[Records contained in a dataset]
========================================

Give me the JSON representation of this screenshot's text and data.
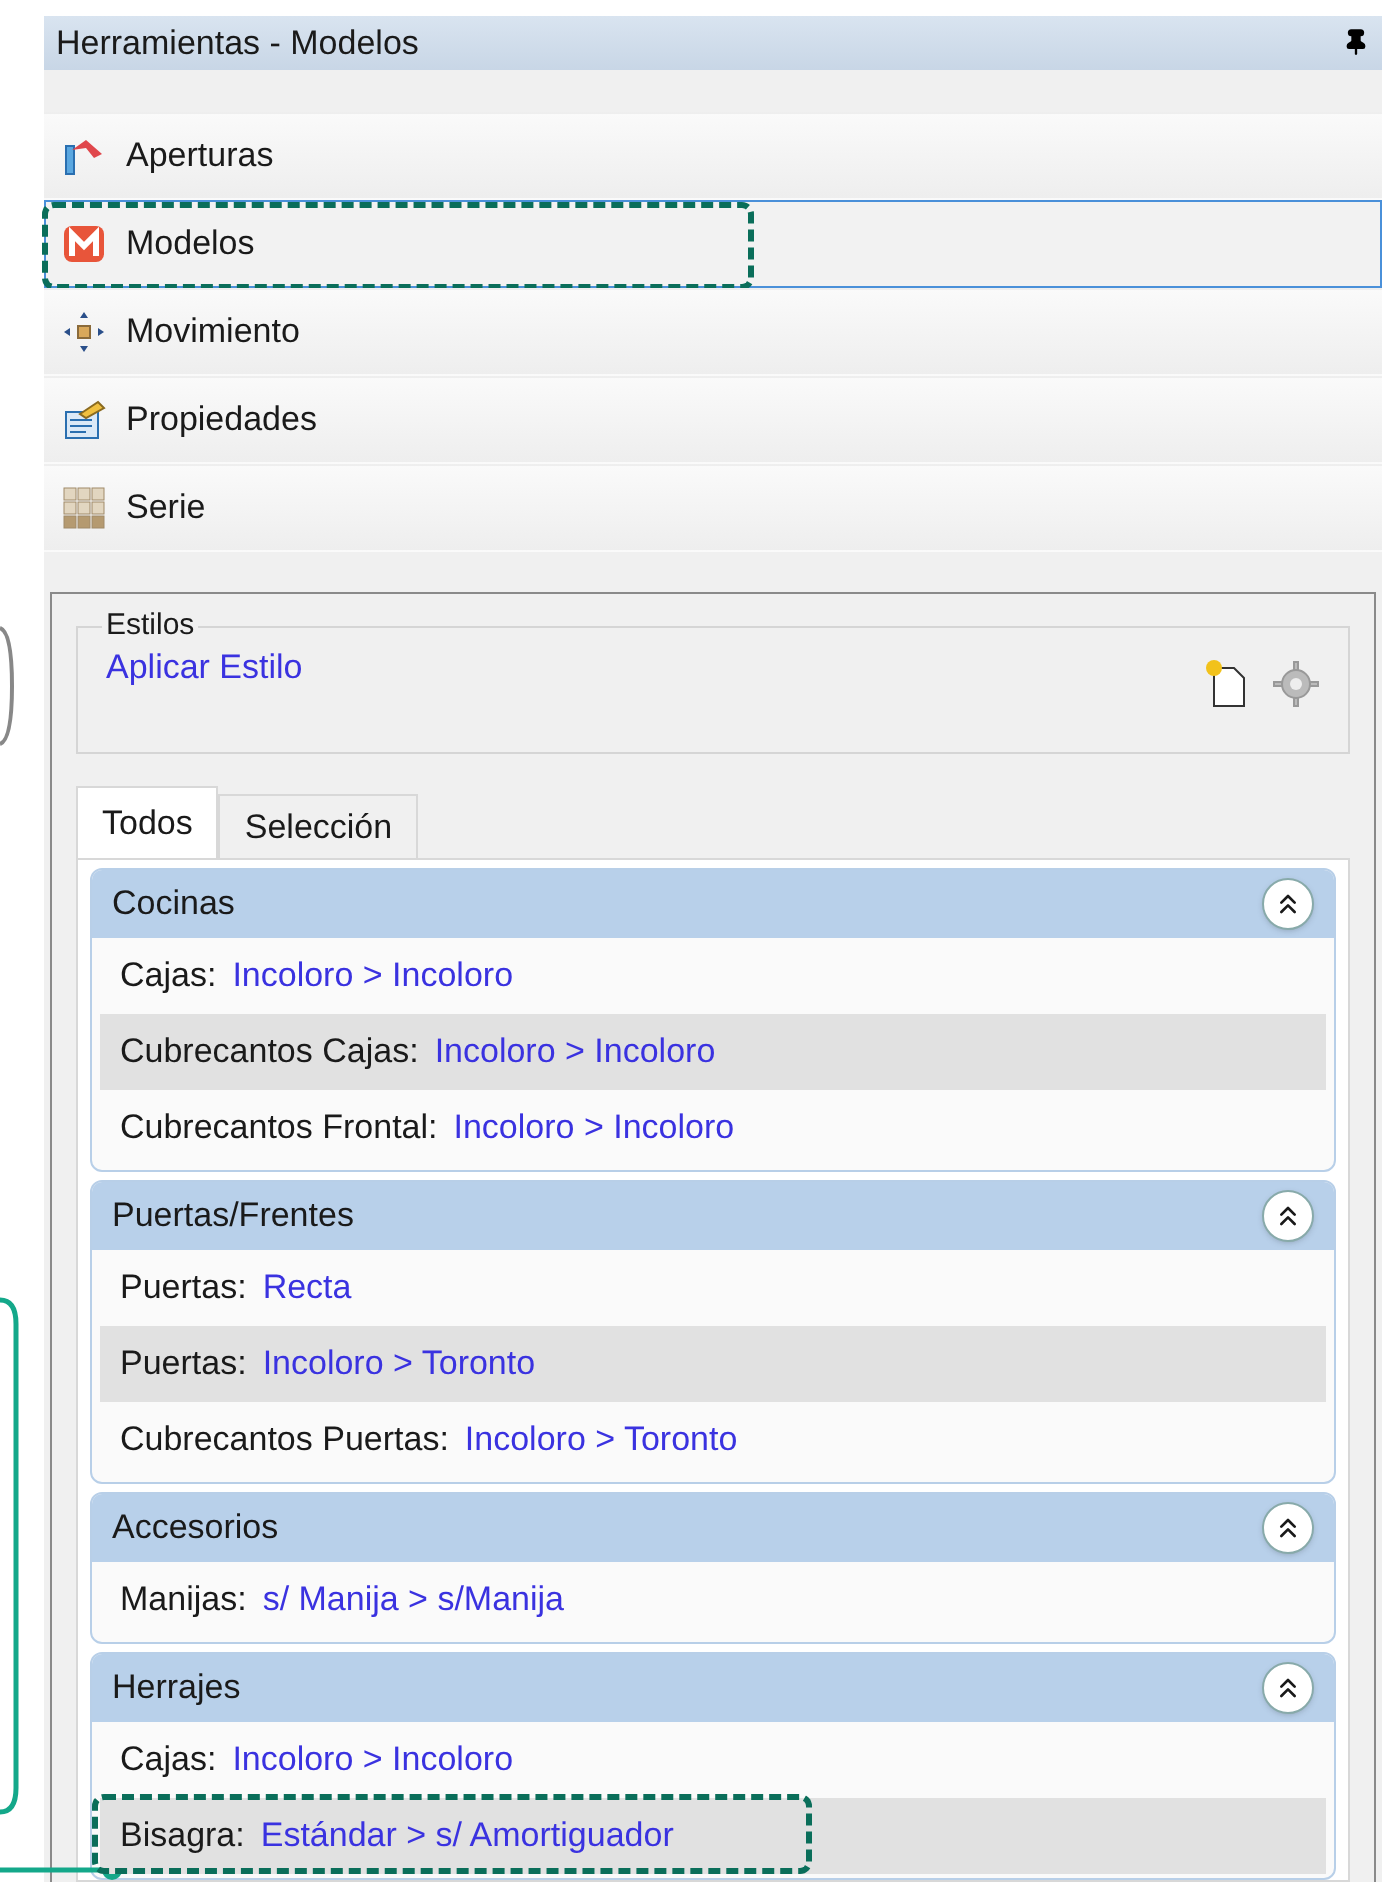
{
  "window": {
    "title": "Herramientas - Modelos"
  },
  "nav_items": [
    {
      "label": "Aperturas",
      "kind": "aperturas",
      "selected": false,
      "annotated": false
    },
    {
      "label": "Modelos",
      "kind": "modelos",
      "selected": true,
      "annotated": true
    },
    {
      "label": "Movimiento",
      "kind": "movimiento",
      "selected": false,
      "annotated": false
    },
    {
      "label": "Propiedades",
      "kind": "propiedades",
      "selected": false,
      "annotated": false
    },
    {
      "label": "Serie",
      "kind": "serie",
      "selected": false,
      "annotated": false
    }
  ],
  "styles_group": {
    "legend": "Estilos",
    "link": "Aplicar Estilo"
  },
  "tabs": [
    {
      "label": "Todos",
      "selected": true
    },
    {
      "label": "Selección",
      "selected": false
    }
  ],
  "sections": [
    {
      "title": "Cocinas",
      "expanded": true,
      "rows": [
        {
          "label": "Cajas:",
          "value": "Incoloro > Incoloro",
          "annotated": false
        },
        {
          "label": "Cubrecantos Cajas:",
          "value": "Incoloro > Incoloro",
          "annotated": false
        },
        {
          "label": "Cubrecantos Frontal:",
          "value": "Incoloro > Incoloro",
          "annotated": false
        }
      ]
    },
    {
      "title": "Puertas/Frentes",
      "expanded": true,
      "rows": [
        {
          "label": "Puertas:",
          "value": "Recta",
          "annotated": false
        },
        {
          "label": "Puertas:",
          "value": "Incoloro > Toronto",
          "annotated": false
        },
        {
          "label": "Cubrecantos Puertas:",
          "value": "Incoloro > Toronto",
          "annotated": false
        }
      ]
    },
    {
      "title": "Accesorios",
      "expanded": true,
      "rows": [
        {
          "label": "Manijas:",
          "value": "s/ Manija > s/Manija",
          "annotated": false
        }
      ]
    },
    {
      "title": "Herrajes",
      "expanded": true,
      "rows": [
        {
          "label": "Cajas:",
          "value": "Incoloro > Incoloro",
          "annotated": false
        },
        {
          "label": "Bisagra:",
          "value": "Estándar > s/ Amortiguador",
          "annotated": true
        }
      ]
    }
  ]
}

========================================

» **EXERCISE DIRECTIONS**
Check each line above for the string "Cubrecantos" and report how many lines have it, giving only the number.

» **TASK OUTPUT**
3